- Short problem
Read through the data and report every line in which the word "JSON" occurs.

- Supplied records
— Begin —

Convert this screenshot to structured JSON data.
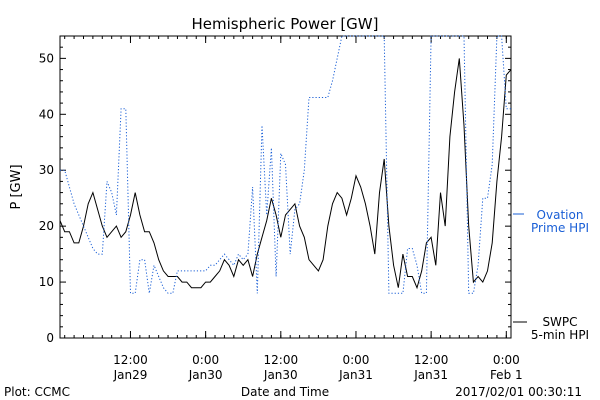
{
  "chart_data": {
    "type": "line",
    "title": "Hemispheric Power [GW]",
    "xlabel": "Date and Time",
    "ylabel": "P [GW]",
    "ylim": [
      0,
      54
    ],
    "xlim_hours": [
      0,
      96
    ],
    "y_ticks": [
      0,
      10,
      20,
      30,
      40,
      50
    ],
    "x_ticks": [
      {
        "hour": 15,
        "time": "12:00",
        "date": "Jan29"
      },
      {
        "hour": 31,
        "time": "0:00",
        "date": "Jan30"
      },
      {
        "hour": 47,
        "time": "12:00",
        "date": "Jan30"
      },
      {
        "hour": 63,
        "time": "0:00",
        "date": "Jan31"
      },
      {
        "hour": 79,
        "time": "12:00",
        "date": "Jan31"
      },
      {
        "hour": 95,
        "time": "0:00",
        "date": "Feb 1"
      }
    ],
    "series": [
      {
        "name": "SWPC 5-min HPI",
        "style": "solid",
        "color": "#000000",
        "x": [
          0,
          1,
          2,
          3,
          4,
          5,
          6,
          7,
          8,
          9,
          10,
          11,
          12,
          13,
          14,
          15,
          16,
          17,
          18,
          19,
          20,
          21,
          22,
          23,
          24,
          25,
          26,
          27,
          28,
          29,
          30,
          31,
          32,
          33,
          34,
          35,
          36,
          37,
          38,
          39,
          40,
          41,
          42,
          43,
          44,
          45,
          46,
          47,
          48,
          49,
          50,
          51,
          52,
          53,
          54,
          55,
          56,
          57,
          58,
          59,
          60,
          61,
          62,
          63,
          64,
          65,
          66,
          67,
          68,
          69,
          70,
          71,
          72,
          73,
          74,
          75,
          76,
          77,
          78,
          79,
          80,
          81,
          82,
          83,
          84,
          85,
          86,
          87,
          88,
          89,
          90,
          91,
          92,
          93,
          94,
          95,
          96
        ],
        "y": [
          21,
          19,
          19,
          17,
          17,
          20,
          24,
          26,
          23,
          20,
          18,
          19,
          20,
          18,
          19,
          22,
          26,
          22,
          19,
          19,
          17,
          14,
          12,
          11,
          11,
          11,
          10,
          10,
          9,
          9,
          9,
          10,
          10,
          11,
          12,
          14,
          13,
          11,
          14,
          13,
          14,
          11,
          15,
          18,
          21,
          25,
          22,
          18,
          22,
          23,
          24,
          20,
          18,
          14,
          13,
          12,
          14,
          20,
          24,
          26,
          25,
          22,
          25,
          29,
          27,
          24,
          20,
          15,
          26,
          32,
          20,
          13,
          9,
          15,
          11,
          11,
          9,
          12,
          17,
          18,
          13,
          26,
          20,
          36,
          44,
          50,
          38,
          20,
          10,
          11,
          10,
          12,
          17,
          28,
          36,
          47,
          48
        ]
      },
      {
        "name": "Ovation Prime HPI",
        "style": "dotted",
        "color": "#1a5fd6",
        "x": [
          0,
          1,
          2,
          3,
          4,
          5,
          6,
          7,
          8,
          9,
          10,
          11,
          12,
          13,
          14,
          15,
          16,
          17,
          18,
          19,
          20,
          21,
          22,
          23,
          24,
          25,
          26,
          27,
          28,
          29,
          30,
          31,
          32,
          33,
          34,
          35,
          36,
          37,
          38,
          39,
          40,
          41,
          42,
          43,
          44,
          45,
          46,
          47,
          48,
          49,
          50,
          51,
          52,
          53,
          54,
          55,
          56,
          57,
          58,
          59,
          60,
          61,
          62,
          63,
          64,
          65,
          66,
          67,
          68,
          69,
          70,
          71,
          72,
          73,
          74,
          75,
          76,
          77,
          78,
          79,
          80,
          81,
          82,
          83,
          84,
          85,
          86,
          87,
          88,
          89,
          90,
          91,
          92,
          93,
          94,
          95,
          96
        ],
        "y": [
          30,
          30,
          27,
          24,
          22,
          20,
          18,
          16,
          15,
          15,
          28,
          26,
          22,
          41,
          41,
          8,
          8,
          14,
          14,
          8,
          13,
          11,
          9,
          8,
          8,
          12,
          12,
          12,
          12,
          12,
          12,
          12,
          13,
          13,
          14,
          15,
          14,
          13,
          15,
          14,
          15,
          27,
          8,
          38,
          22,
          34,
          11,
          33,
          31,
          15,
          23,
          24,
          30,
          43,
          43,
          43,
          43,
          43,
          46,
          50,
          54,
          54,
          54,
          54,
          54,
          54,
          54,
          54,
          54,
          54,
          8,
          8,
          8,
          8,
          16,
          16,
          13,
          8,
          8,
          54,
          54,
          54,
          54,
          54,
          54,
          54,
          54,
          8,
          8,
          13,
          25,
          25,
          31,
          54,
          54,
          41,
          41
        ]
      }
    ],
    "legend": {
      "placement": "right",
      "ovation_lines": [
        "Ovation",
        "Prime HPI"
      ],
      "swpc_lines": [
        "SWPC",
        "5-min HPI"
      ]
    },
    "grid": false
  },
  "footer": {
    "left": "Plot: CCMC",
    "right": "2017/02/01 00:30:11"
  },
  "colors": {
    "ovation": "#1a5fd6",
    "swpc": "#000000"
  }
}
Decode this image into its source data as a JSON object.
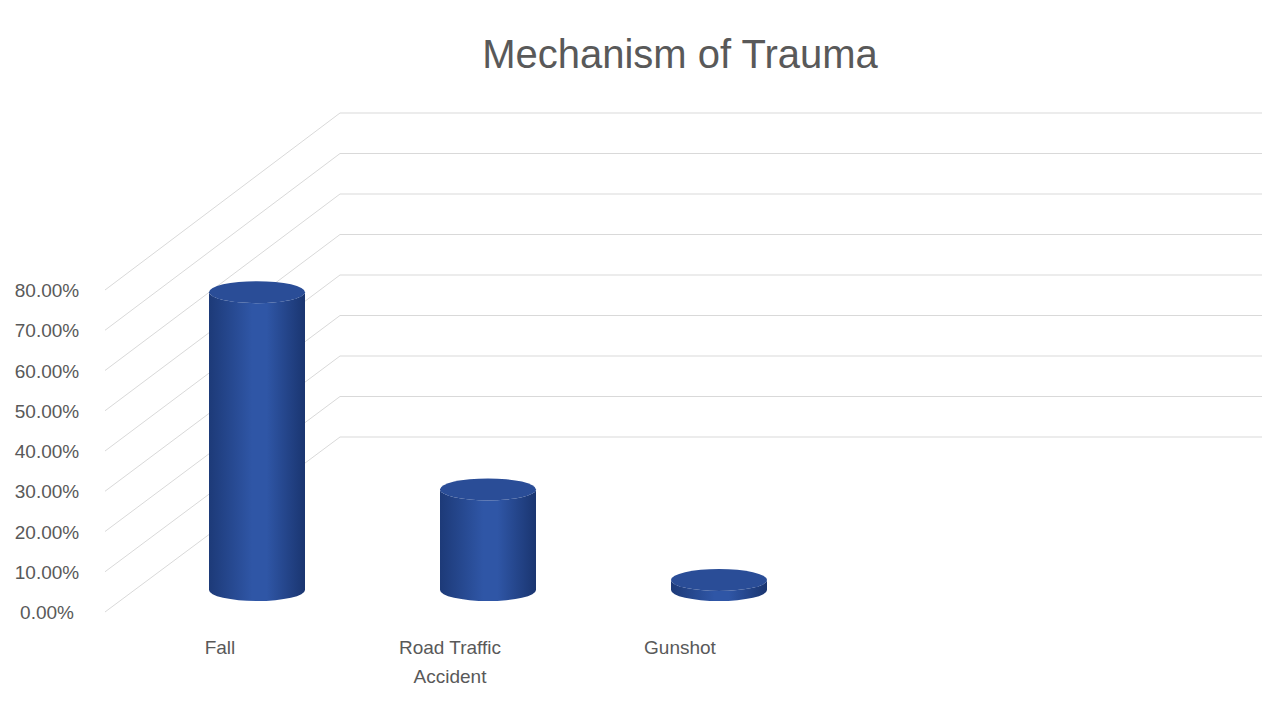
{
  "chart_data": {
    "type": "bar",
    "title": "Mechanism of Trauma",
    "categories": [
      "Fall",
      "Road Traffic Accident",
      "Gunshot"
    ],
    "values": [
      74,
      25,
      2.5
    ],
    "color": "#2f56a6",
    "ylim": [
      0,
      80
    ],
    "yticks": [
      {
        "value": 0,
        "label": "0.00%"
      },
      {
        "value": 10,
        "label": "10.00%"
      },
      {
        "value": 20,
        "label": "20.00%"
      },
      {
        "value": 30,
        "label": "30.00%"
      },
      {
        "value": 40,
        "label": "40.00%"
      },
      {
        "value": 50,
        "label": "50.00%"
      },
      {
        "value": 60,
        "label": "60.00%"
      },
      {
        "value": 70,
        "label": "70.00%"
      },
      {
        "value": 80,
        "label": "80.00%"
      }
    ],
    "grid": true
  }
}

— End —

- Response to the task
Convert this screenshot to structured JSON data.
Decode this image into its source data as a JSON object.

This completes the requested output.